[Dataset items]

####

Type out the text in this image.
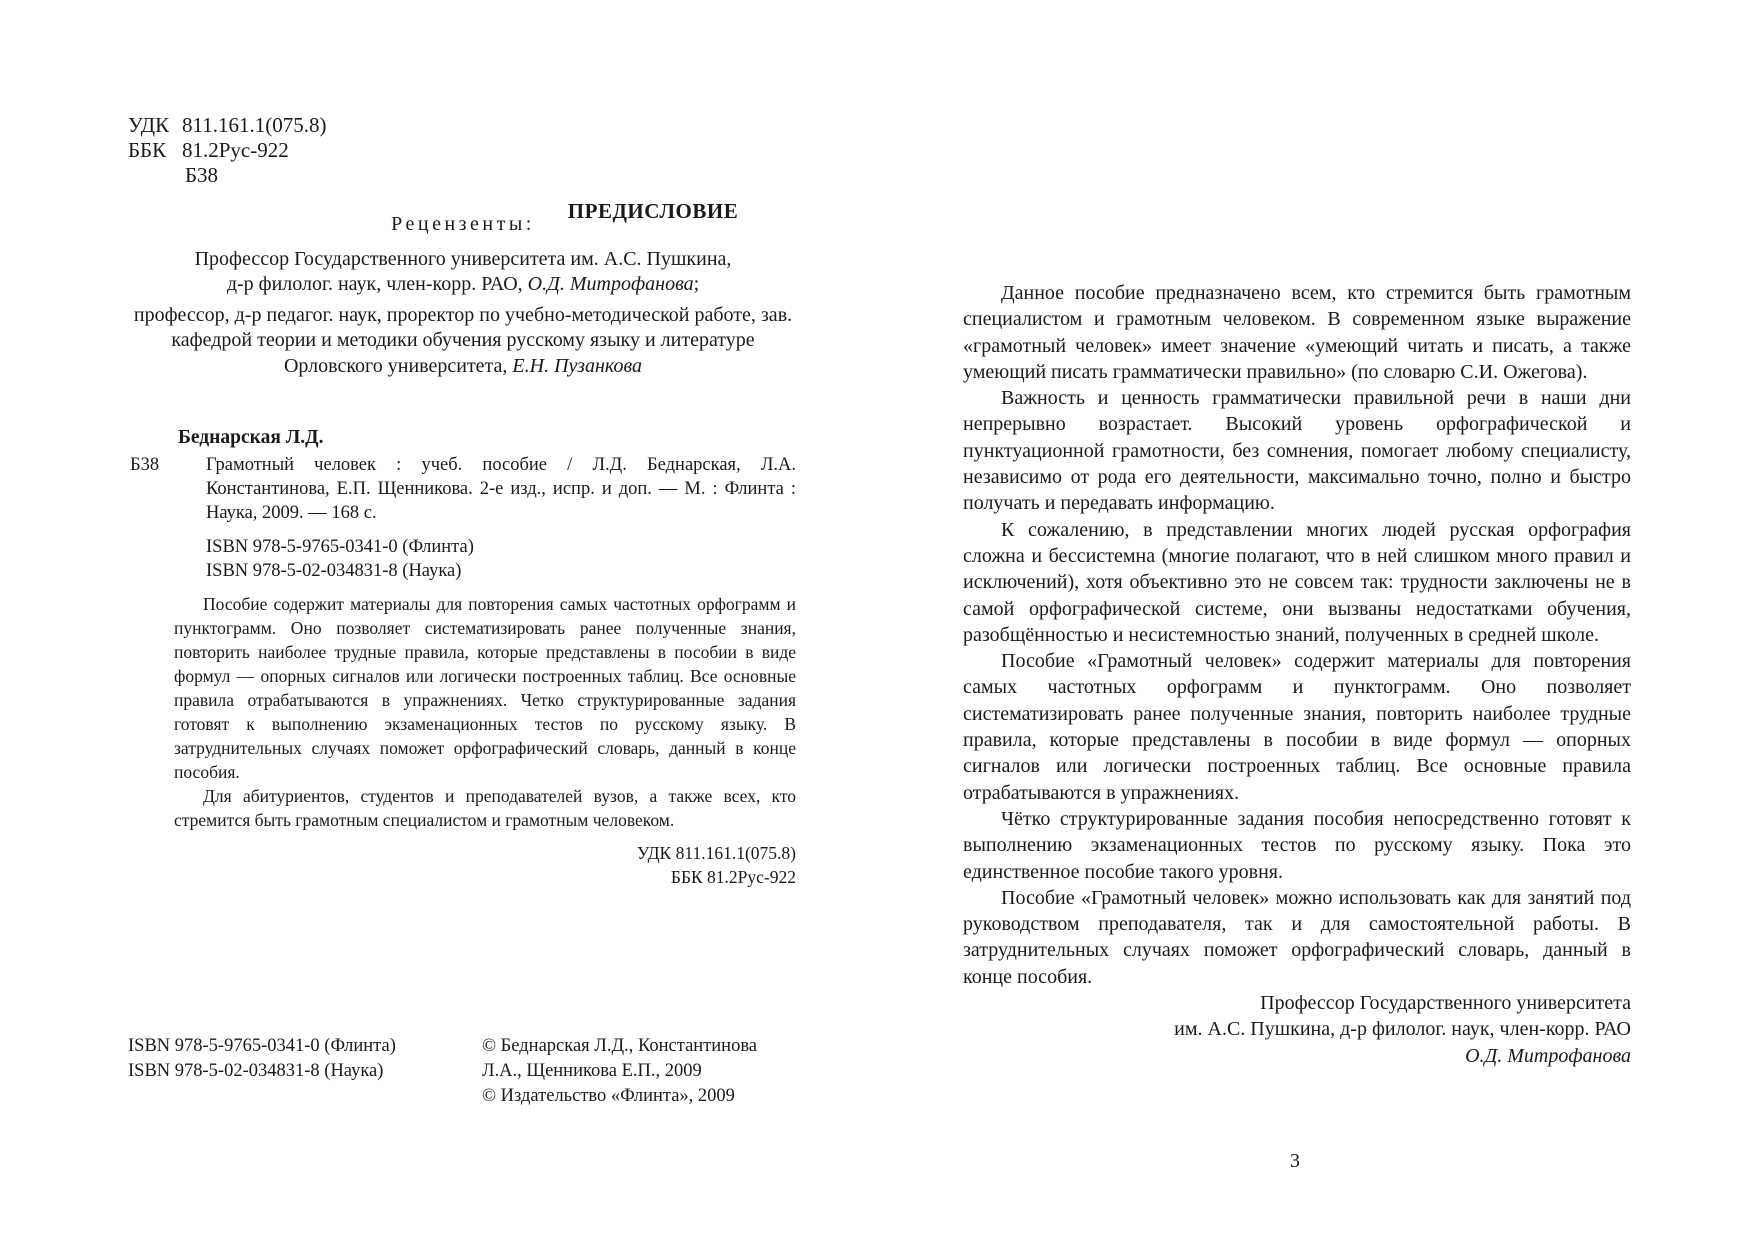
УДК 811.161.1(075.8)
ББК 81.2Рус-922
Б38
Рецензенты:
Профессор Государственного университета им. А.С. Пушкина,
д-р филолог. наук, член-корр. РАО, О.Д. Митрофанова;
профессор, д-р педагог. наук, проректор по учебно-методической работе, зав. кафедрой теории и методики обучения русскому языку и литературе Орловского университета, Е.Н. Пузанкова
Беднарская Л.Д.
Б38	Грамотный человек : учеб. пособие / Л.Д. Беднарская, Л.А. Константинова, Е.П. Щенникова. 2-е изд., испр. и доп. — М. : Флинта : Наука, 2009. — 168 с.
ISBN 978-5-9765-0341-0 (Флинта)
ISBN 978-5-02-034831-8 (Наука)
Пособие содержит материалы для повторения самых частотных орфограмм и пунктограмм. Оно позволяет систематизировать ранее полученные знания, повторить наиболее трудные правила, которые представлены в пособии в виде формул — опорных сигналов или логически построенных таблиц. Все основные правила отрабатываются в упражнениях. Четко структурированные задания готовят к выполнению экзаменационных тестов по русскому языку. В затруднительных случаях поможет орфографический словарь, данный в конце пособия.
Для абитуриентов, студентов и преподавателей вузов, а также всех, кто стремится быть грамотным специалистом и грамотным человеком.
УДК 811.161.1(075.8)
ББК 81.2Рус-922
ISBN 978-5-9765-0341-0 (Флинта)
ISBN 978-5-02-034831-8 (Наука)
© Беднарская Л.Д., Константинова Л.А., Щенникова Е.П., 2009
© Издательство «Флинта», 2009
ПРЕДИСЛОВИЕ
Данное пособие предназначено всем, кто стремится быть грамотным специалистом и грамотным человеком. В современном языке выражение «грамотный человек» имеет значение «умеющий читать и писать, а также умеющий писать грамматически правильно» (по словарю С.И. Ожегова).
Важность и ценность грамматически правильной речи в наши дни непрерывно возрастает. Высокий уровень орфографической и пунктуационной грамотности, без сомнения, помогает любому специалисту, независимо от рода его деятельности, максимально точно, полно и быстро получать и передавать информацию.
К сожалению, в представлении многих людей русская орфография сложна и бессистемна (многие полагают, что в ней слишком много правил и исключений), хотя объективно это не совсем так: трудности заключены не в самой орфографической системе, они вызваны недостатками обучения, разобщённостью и несистемностью знаний, полученных в средней школе.
Пособие «Грамотный человек» содержит материалы для повторения самых частотных орфограмм и пунктограмм. Оно позволяет систематизировать ранее полученные знания, повторить наиболее трудные правила, которые представлены в пособии в виде формул — опорных сигналов или логически построенных таблиц. Все основные правила отрабатываются в упражнениях.
Чётко структурированные задания пособия непосредственно готовят к выполнению экзаменационных тестов по русскому языку. Пока это единственное пособие такого уровня.
Пособие «Грамотный человек» можно использовать как для занятий под руководством преподавателя, так и для самостоятельной работы. В затруднительных случаях поможет орфографический словарь, данный в конце пособия.
Профессор Государственного университета
им. А.С. Пушкина, д-р филолог. наук, член-корр. РАО
О.Д. Митрофанова
3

####

Write out every line of the listing that holds the word "быть".

Для абитуриентов, студентов и преподавателей вузов, а также всех, кто стремится быть грамотным специалистом и грамотным человеком.
Данное пособие предназначено всем, кто стремится быть грамотным специалистом и грамотным человеком. В современном языке выражение «грамотный человек» имеет значение «умеющий читать и писать, а также умеющий писать грамматически правильно» (по словарю С.И. Ожегова).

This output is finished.